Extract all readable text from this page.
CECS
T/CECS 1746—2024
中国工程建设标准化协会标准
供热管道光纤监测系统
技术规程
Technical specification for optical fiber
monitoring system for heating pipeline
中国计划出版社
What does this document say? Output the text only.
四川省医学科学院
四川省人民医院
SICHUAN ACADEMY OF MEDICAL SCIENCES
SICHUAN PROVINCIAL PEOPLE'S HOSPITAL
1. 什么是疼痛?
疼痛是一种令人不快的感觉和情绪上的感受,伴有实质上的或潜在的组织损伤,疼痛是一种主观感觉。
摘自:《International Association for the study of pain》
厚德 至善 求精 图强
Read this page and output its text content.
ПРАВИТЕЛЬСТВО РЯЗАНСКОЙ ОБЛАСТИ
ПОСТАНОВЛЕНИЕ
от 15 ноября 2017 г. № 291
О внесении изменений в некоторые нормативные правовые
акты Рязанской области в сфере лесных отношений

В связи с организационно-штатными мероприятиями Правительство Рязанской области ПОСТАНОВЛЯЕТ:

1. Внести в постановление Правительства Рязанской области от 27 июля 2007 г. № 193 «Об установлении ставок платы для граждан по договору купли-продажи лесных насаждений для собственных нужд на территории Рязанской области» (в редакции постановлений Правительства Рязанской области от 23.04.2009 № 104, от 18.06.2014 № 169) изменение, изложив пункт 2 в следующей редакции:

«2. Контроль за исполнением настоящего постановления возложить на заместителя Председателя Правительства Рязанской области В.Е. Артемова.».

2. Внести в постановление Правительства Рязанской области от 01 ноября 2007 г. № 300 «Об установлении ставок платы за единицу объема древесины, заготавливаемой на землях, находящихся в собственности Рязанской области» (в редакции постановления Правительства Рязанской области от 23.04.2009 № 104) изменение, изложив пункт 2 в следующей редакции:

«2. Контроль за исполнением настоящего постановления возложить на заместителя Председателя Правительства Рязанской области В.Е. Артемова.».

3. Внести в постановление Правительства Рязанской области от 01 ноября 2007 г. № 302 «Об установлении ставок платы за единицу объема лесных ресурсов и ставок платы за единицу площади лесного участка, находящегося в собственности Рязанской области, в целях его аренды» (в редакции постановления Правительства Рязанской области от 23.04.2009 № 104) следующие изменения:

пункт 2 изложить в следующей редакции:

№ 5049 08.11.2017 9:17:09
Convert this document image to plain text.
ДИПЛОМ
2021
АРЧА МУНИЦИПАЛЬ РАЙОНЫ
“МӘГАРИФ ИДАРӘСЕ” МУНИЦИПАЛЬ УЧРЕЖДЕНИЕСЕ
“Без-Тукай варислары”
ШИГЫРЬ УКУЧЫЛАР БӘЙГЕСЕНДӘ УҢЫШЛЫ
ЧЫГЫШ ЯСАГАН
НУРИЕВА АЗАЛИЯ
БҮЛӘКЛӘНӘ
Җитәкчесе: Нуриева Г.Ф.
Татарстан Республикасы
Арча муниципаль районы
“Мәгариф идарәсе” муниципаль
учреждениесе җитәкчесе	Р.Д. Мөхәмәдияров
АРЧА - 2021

**Problem to work on:**
Set down all of the data above, word for word.

**Written answer:**
Extract all readable text from this page.
CECS
T/CECS 1746—2024
中国工程建设标准化协会标准
供热管道光纤监测系统
技术规程
Technical specification for optical fiber
monitoring system for heating pipeline
中国计划出版社
What does this document say? Output the text only.
四川省医学科学院
四川省人民医院
SICHUAN ACADEMY OF MEDICAL SCIENCES
SICHUAN PROVINCIAL PEOPLE'S HOSPITAL
1. 什么是疼痛?
疼痛是一种令人不快的感觉和情绪上的感受,伴有实质上的或潜在的组织损伤,疼痛是一种主观感觉。
摘自:《International Association for the study of pain》
厚德 至善 求精 图强
Read this page and output its text content.
ПРАВИТЕЛЬСТВО РЯЗАНСКОЙ ОБЛАСТИ
ПОСТАНОВЛЕНИЕ
от 15 ноября 2017 г. № 291
О внесении изменений в некоторые нормативные правовые
акты Рязанской области в сфере лесных отношений

В связи с организационно-штатными мероприятиями Правительство Рязанской области ПОСТАНОВЛЯЕТ:

1. Внести в постановление Правительства Рязанской области от 27 июля 2007 г. № 193 «Об установлении ставок платы для граждан по договору купли-продажи лесных насаждений для собственных нужд на территории Рязанской области» (в редакции постановлений Правительства Рязанской области от 23.04.2009 № 104, от 18.06.2014 № 169) изменение, изложив пункт 2 в следующей редакции:

«2. Контроль за исполнением настоящего постановления возложить на заместителя Председателя Правительства Рязанской области В.Е. Артемова.».

2. Внести в постановление Правительства Рязанской области от 01 ноября 2007 г. № 300 «Об установлении ставок платы за единицу объема древесины, заготавливаемой на землях, находящихся в собственности Рязанской области» (в редакции постановления Правительства Рязанской области от 23.04.2009 № 104) изменение, изложив пункт 2 в следующей редакции:

«2. Контроль за исполнением настоящего постановления возложить на заместителя Председателя Правительства Рязанской области В.Е. Артемова.».

3. Внести в постановление Правительства Рязанской области от 01 ноября 2007 г. № 302 «Об установлении ставок платы за единицу объема лесных ресурсов и ставок платы за единицу площади лесного участка, находящегося в собственности Рязанской области, в целях его аренды» (в редакции постановления Правительства Рязанской области от 23.04.2009 № 104) следующие изменения:

пункт 2 изложить в следующей редакции:

№ 5049 08.11.2017 9:17:09
Convert this document image to plain text.
ДИПЛОМ
2021
АРЧА МУНИЦИПАЛЬ РАЙОНЫ
“МӘГАРИФ ИДАРӘСЕ” МУНИЦИПАЛЬ УЧРЕЖДЕНИЕСЕ
“Без-Тукай варислары”
ШИГЫРЬ УКУЧЫЛАР БӘЙГЕСЕНДӘ УҢЫШЛЫ
ЧЫГЫШ ЯСАГАН
НУРИЕВА АЗАЛИЯ
БҮЛӘКЛӘНӘ
Җитәкчесе: Нуриева Г.Ф.
Татарстан Республикасы
Арча муниципаль районы
“Мәгариф идарәсе” муниципаль
учреждениесе җитәкчесе	Р.Д. Мөхәмәдияров
АРЧА - 2021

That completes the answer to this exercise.